◆ Requirement
Filter the entries that follow, copying every line in which the word "document" appears.

◆ Records for this task

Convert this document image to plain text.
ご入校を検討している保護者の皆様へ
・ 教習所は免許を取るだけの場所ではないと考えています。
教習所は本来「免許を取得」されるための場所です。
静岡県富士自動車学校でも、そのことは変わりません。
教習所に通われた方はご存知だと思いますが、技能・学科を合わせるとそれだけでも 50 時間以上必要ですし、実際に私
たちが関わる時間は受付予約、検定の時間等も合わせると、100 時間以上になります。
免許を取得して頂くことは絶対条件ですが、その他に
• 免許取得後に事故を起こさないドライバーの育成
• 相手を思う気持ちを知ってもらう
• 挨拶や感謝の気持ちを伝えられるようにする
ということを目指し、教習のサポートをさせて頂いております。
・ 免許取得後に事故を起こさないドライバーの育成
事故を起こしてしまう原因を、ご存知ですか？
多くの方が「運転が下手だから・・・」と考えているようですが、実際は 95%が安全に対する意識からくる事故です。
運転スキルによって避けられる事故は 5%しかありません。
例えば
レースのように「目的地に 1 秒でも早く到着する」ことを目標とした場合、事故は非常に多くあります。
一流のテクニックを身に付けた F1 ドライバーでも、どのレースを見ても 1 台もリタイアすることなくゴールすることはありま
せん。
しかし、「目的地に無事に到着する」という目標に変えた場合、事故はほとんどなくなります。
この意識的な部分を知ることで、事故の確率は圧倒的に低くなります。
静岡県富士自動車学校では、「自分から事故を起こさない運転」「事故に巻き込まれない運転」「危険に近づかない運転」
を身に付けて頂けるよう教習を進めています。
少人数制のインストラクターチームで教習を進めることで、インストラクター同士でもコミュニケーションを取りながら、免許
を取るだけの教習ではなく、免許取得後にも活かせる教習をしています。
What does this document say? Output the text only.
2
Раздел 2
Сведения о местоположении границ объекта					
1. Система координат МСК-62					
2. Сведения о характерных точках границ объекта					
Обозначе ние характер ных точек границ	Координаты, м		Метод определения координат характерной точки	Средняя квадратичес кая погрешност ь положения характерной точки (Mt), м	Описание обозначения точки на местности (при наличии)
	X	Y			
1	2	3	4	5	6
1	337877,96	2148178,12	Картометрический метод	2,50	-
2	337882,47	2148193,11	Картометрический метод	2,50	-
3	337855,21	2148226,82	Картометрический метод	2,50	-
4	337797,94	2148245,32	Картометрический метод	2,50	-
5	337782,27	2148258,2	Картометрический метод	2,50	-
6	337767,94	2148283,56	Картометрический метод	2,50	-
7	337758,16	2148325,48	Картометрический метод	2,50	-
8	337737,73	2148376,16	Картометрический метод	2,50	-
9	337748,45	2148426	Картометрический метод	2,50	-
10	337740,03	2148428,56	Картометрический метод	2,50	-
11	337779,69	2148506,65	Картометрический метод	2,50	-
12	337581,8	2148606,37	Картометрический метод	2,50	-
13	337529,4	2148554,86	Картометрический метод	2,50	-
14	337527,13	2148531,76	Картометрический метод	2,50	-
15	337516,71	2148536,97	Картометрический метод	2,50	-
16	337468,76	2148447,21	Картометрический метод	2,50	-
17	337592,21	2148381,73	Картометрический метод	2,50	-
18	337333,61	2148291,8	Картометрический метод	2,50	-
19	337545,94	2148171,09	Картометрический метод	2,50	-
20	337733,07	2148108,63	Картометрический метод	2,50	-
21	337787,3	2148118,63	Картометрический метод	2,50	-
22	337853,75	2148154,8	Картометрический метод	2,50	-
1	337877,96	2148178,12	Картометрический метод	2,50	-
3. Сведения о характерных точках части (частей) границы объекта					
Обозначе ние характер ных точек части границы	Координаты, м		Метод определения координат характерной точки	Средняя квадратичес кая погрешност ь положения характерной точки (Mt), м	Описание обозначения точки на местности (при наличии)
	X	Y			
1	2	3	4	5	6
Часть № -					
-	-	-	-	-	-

◆ Reply
Convert this document image to plain text.
What does this document say? Output the text only.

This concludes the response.